GIVEN REQUEST:
Among the lines of these entries, how many hold the word "sidewalk"? State only the number.

A run of records:
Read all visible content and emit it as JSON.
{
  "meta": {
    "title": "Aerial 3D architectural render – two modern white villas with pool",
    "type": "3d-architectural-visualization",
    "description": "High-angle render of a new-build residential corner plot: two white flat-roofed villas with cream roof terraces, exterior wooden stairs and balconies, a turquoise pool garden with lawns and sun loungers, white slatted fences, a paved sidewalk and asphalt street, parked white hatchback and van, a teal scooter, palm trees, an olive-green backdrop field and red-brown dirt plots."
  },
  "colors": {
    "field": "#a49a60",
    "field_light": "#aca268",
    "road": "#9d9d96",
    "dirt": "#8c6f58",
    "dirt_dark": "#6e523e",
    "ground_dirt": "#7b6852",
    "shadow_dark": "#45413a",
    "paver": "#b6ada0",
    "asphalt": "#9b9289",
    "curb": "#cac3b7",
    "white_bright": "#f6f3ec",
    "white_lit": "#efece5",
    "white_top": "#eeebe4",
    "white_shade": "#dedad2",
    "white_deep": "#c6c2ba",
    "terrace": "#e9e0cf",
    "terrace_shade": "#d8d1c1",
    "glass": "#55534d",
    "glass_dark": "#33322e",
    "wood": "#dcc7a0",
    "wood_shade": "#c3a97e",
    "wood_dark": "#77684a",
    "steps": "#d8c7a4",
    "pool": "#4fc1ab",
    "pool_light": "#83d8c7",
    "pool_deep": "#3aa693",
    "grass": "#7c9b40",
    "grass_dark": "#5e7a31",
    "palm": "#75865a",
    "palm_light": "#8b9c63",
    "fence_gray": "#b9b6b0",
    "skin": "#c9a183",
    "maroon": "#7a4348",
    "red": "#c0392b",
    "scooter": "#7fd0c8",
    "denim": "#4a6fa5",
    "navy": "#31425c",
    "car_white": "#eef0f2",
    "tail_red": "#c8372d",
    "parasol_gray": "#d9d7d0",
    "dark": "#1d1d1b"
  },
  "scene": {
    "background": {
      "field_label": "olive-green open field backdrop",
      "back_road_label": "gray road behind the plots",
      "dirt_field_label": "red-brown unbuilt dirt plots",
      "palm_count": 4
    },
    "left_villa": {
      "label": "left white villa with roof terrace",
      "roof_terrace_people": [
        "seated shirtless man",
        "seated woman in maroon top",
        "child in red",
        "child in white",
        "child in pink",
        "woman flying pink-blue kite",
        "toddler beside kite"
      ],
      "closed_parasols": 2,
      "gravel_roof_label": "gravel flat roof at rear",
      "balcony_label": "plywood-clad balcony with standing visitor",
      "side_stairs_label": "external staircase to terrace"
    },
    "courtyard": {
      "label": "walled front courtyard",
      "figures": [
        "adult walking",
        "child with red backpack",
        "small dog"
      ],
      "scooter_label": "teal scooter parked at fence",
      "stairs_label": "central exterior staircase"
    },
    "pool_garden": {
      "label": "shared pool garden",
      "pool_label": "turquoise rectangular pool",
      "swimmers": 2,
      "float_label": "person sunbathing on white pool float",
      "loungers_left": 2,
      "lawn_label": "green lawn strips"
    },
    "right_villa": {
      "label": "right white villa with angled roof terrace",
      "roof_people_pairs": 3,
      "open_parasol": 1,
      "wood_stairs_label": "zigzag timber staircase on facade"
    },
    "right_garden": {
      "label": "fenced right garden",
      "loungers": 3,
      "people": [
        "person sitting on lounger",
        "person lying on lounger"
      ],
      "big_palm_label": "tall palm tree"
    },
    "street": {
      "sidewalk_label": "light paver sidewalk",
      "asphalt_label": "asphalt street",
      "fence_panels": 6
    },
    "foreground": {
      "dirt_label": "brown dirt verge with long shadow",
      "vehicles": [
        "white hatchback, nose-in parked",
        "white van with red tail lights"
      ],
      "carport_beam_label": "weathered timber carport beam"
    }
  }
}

SOLUTION TO THE EXERCISE:
2